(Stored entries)
* * * * *

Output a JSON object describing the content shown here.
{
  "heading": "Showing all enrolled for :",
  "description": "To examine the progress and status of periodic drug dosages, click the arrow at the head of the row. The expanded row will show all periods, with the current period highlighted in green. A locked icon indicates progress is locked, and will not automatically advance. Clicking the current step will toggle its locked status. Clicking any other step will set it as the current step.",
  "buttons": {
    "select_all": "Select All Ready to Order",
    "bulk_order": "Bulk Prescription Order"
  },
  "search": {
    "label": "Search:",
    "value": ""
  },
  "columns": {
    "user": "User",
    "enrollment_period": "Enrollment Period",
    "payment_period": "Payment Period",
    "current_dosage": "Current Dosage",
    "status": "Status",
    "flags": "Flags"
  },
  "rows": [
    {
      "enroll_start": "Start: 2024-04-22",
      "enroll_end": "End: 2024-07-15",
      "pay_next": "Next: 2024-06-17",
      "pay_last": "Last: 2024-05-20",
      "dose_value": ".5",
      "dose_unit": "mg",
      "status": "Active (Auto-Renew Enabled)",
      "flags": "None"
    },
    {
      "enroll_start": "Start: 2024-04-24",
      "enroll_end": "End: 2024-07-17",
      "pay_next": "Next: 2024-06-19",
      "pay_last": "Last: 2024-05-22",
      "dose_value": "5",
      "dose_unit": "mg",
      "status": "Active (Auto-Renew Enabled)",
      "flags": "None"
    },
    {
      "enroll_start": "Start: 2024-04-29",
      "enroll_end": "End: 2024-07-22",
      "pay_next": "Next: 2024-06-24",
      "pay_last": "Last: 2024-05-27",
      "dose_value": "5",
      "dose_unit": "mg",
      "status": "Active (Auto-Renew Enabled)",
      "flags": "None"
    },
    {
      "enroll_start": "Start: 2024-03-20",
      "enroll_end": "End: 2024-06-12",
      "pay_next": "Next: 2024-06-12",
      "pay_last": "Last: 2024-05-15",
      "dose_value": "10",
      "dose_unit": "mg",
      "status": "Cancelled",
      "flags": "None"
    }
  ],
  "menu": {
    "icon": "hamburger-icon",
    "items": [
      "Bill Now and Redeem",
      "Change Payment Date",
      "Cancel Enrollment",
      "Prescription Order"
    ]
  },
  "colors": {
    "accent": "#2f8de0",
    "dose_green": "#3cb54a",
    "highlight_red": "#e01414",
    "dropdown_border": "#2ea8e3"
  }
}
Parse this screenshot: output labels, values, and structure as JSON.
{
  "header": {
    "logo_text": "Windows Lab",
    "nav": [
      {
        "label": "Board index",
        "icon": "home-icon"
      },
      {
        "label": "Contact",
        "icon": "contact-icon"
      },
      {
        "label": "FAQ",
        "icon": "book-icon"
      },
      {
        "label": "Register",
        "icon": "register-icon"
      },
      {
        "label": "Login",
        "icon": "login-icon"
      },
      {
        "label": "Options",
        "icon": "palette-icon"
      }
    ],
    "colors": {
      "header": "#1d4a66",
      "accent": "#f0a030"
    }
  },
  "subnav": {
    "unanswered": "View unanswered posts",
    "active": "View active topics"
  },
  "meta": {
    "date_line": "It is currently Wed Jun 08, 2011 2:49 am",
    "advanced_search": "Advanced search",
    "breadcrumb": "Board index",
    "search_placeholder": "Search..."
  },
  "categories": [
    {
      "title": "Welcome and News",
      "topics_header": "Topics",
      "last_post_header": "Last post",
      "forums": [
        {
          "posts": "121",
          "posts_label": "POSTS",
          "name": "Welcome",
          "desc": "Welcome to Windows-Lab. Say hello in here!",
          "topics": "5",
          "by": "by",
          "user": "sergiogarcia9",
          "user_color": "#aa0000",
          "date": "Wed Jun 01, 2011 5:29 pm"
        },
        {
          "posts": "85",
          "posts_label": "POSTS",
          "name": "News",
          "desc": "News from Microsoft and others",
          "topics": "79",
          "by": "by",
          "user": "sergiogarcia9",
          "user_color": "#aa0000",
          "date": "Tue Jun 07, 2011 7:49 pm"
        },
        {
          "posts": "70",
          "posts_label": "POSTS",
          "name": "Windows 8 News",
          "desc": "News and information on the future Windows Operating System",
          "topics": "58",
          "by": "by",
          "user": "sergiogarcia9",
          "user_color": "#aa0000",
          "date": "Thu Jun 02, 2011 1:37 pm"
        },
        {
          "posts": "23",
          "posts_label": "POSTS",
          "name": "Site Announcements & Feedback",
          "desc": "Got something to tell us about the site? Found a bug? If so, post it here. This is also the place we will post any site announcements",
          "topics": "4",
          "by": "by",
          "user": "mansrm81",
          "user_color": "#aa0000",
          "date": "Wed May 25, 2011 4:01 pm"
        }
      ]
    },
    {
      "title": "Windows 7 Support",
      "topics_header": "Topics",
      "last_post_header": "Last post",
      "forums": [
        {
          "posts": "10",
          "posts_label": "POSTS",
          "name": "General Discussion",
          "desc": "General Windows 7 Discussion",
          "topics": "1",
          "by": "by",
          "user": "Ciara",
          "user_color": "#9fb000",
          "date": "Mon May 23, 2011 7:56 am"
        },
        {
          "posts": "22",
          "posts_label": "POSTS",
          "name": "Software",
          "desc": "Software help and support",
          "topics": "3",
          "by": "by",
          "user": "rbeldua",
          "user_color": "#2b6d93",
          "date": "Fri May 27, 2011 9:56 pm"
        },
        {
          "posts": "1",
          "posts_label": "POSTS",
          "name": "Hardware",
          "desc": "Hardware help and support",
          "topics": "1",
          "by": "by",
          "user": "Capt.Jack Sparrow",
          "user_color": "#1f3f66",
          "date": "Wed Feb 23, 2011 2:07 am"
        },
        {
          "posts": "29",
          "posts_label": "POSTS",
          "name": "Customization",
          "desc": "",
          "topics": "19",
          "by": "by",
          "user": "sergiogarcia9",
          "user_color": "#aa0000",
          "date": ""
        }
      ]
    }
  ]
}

* * * * *

[EXERCISE DESCRIPTION] Work out how many lines in the records above hold the string "Prescription", then give only that count.

[RESULT OF THIS TASK] 2